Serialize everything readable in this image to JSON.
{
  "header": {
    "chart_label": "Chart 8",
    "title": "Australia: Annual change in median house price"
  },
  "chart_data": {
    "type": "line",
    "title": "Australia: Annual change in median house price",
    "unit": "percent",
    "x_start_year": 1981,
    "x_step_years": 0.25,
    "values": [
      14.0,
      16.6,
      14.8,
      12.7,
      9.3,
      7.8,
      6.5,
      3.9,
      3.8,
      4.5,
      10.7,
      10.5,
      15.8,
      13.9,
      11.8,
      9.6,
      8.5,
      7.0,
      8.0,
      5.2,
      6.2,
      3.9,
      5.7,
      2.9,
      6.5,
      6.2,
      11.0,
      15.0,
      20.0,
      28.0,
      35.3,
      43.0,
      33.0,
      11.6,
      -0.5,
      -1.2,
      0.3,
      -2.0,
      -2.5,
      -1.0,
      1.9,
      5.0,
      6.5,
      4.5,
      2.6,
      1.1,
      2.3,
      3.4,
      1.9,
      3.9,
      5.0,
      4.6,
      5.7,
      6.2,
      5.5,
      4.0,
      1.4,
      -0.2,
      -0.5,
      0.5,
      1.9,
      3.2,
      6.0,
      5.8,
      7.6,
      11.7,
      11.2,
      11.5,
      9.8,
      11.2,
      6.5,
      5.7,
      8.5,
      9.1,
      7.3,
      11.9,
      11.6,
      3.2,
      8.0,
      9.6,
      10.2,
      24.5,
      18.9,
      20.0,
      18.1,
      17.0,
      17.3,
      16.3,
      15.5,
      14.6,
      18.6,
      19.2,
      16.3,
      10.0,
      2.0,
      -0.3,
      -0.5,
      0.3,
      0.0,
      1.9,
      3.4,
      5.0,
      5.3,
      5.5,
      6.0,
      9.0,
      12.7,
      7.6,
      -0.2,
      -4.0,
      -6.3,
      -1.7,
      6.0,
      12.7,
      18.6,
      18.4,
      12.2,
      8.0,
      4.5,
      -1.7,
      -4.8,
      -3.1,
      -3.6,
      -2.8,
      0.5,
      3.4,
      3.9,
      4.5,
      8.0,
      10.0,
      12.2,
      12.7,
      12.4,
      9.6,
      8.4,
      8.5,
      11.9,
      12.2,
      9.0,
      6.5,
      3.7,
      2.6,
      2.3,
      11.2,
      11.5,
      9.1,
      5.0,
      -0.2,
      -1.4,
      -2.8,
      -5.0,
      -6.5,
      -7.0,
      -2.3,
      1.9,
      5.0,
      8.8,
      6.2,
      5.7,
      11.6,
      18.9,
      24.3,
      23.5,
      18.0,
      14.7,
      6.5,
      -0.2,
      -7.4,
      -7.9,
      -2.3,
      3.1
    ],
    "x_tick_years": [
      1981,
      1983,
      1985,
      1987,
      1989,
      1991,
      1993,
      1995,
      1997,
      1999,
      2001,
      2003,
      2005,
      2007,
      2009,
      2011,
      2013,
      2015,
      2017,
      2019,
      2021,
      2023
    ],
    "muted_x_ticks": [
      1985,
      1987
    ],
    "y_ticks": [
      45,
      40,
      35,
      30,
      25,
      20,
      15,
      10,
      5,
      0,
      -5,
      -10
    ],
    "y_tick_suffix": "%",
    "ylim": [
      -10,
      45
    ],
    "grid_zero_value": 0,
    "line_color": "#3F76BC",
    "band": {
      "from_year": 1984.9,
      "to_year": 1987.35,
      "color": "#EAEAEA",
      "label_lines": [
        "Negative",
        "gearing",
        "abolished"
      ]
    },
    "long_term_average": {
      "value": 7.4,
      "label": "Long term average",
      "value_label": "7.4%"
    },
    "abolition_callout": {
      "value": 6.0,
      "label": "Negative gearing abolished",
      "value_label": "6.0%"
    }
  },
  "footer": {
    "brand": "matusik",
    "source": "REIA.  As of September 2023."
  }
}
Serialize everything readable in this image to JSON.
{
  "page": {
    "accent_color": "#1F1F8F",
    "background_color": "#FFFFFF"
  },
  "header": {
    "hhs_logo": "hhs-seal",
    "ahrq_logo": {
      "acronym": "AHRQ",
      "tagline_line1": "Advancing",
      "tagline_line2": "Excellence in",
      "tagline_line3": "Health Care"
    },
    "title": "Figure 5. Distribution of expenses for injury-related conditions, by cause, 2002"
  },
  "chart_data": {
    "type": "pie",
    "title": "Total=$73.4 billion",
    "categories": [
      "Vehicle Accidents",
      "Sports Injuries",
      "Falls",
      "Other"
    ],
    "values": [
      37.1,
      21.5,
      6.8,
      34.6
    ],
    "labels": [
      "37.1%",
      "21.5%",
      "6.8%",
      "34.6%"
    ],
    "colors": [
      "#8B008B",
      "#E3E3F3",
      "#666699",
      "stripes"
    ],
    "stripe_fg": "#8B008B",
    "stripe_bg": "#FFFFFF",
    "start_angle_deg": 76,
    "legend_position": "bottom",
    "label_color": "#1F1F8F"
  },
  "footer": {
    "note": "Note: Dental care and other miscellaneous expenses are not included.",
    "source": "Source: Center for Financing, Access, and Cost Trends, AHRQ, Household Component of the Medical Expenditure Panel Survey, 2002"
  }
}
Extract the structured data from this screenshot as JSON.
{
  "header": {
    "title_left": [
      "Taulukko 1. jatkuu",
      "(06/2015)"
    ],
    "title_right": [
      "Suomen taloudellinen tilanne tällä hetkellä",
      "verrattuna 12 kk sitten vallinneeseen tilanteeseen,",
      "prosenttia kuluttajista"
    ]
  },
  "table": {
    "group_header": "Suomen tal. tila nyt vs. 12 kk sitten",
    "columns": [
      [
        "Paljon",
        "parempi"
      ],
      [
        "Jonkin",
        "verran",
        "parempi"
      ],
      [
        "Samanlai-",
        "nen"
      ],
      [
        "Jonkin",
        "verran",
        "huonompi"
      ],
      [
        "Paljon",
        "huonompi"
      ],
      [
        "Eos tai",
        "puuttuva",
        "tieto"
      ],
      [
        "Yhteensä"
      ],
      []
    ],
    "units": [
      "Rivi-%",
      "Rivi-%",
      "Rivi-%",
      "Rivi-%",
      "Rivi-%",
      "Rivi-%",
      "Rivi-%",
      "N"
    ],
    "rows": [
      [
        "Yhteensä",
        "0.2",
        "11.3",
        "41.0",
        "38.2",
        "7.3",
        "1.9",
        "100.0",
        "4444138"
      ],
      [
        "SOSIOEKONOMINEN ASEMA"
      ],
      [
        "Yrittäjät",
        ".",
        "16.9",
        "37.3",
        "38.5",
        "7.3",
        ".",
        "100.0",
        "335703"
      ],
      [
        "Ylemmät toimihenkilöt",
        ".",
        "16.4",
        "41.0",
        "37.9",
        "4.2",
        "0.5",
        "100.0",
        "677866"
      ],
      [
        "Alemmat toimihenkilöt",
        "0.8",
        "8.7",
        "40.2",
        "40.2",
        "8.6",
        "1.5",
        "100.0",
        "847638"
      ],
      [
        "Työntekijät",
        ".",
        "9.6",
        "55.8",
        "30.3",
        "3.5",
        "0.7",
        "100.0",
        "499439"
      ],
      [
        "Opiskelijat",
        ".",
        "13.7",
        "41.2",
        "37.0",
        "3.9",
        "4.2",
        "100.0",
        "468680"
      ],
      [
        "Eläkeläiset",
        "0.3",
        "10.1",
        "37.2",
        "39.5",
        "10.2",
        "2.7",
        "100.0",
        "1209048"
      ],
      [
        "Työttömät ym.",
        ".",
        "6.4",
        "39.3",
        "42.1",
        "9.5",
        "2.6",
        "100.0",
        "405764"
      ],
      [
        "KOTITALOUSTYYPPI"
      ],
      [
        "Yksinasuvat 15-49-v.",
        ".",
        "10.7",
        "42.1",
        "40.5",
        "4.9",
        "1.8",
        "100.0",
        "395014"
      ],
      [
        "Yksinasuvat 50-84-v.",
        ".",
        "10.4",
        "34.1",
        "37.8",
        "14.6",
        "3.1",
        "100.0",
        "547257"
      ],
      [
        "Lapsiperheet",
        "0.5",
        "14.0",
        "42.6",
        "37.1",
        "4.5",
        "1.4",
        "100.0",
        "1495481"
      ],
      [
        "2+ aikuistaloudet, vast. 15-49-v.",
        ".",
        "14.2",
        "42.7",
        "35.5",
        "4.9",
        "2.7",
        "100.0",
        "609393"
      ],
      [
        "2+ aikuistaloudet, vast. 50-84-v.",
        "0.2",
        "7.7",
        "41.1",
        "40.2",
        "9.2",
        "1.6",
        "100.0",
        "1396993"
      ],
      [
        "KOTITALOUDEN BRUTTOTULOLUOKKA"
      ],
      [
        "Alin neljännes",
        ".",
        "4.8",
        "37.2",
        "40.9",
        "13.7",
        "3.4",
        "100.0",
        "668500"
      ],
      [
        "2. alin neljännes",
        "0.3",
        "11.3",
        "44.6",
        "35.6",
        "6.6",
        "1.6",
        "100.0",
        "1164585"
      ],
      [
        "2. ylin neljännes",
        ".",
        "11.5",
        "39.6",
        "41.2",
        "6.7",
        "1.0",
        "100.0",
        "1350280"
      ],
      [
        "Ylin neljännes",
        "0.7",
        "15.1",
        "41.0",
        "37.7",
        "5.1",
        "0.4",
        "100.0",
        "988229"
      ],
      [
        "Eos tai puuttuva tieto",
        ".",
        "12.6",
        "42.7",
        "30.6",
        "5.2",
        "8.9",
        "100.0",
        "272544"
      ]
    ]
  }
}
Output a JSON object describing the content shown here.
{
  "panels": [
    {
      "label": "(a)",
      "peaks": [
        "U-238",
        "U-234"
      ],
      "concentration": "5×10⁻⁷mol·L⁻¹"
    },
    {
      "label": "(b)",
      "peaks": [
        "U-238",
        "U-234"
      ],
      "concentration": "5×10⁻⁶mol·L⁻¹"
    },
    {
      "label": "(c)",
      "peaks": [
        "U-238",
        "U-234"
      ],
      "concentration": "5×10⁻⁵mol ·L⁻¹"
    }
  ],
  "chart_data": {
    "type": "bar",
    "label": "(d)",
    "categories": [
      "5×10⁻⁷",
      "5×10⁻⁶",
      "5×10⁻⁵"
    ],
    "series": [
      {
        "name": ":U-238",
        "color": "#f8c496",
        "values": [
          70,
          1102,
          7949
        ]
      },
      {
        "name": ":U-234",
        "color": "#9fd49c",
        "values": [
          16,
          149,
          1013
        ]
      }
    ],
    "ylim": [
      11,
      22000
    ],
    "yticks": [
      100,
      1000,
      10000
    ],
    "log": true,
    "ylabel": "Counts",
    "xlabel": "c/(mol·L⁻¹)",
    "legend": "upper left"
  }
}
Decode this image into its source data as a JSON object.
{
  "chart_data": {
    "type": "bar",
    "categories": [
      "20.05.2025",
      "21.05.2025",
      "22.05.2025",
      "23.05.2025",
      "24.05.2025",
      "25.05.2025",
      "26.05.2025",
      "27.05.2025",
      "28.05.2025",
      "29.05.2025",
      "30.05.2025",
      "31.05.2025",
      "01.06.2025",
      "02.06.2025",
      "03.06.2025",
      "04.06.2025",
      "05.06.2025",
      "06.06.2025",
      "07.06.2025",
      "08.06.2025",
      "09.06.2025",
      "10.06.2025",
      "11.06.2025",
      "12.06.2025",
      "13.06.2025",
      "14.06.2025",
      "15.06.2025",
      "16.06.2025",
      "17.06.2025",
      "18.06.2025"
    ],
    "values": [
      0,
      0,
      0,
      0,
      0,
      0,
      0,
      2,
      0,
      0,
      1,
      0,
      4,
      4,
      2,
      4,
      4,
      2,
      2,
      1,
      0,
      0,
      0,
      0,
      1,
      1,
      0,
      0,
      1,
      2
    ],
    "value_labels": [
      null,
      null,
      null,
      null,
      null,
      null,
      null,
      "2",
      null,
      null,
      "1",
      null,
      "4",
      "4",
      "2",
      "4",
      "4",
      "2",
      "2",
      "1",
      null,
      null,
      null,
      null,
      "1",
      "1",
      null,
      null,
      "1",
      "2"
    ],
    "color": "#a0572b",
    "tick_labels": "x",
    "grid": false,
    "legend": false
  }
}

What to produce —
In the entries above, find each line with the word "expenses" and copy it.

Solution —
    "title": "Figure 5. Distribution of expenses for injury-related conditions, by cause, 2002"
    "note": "Note: Dental care and other miscellaneous expenses are not included.",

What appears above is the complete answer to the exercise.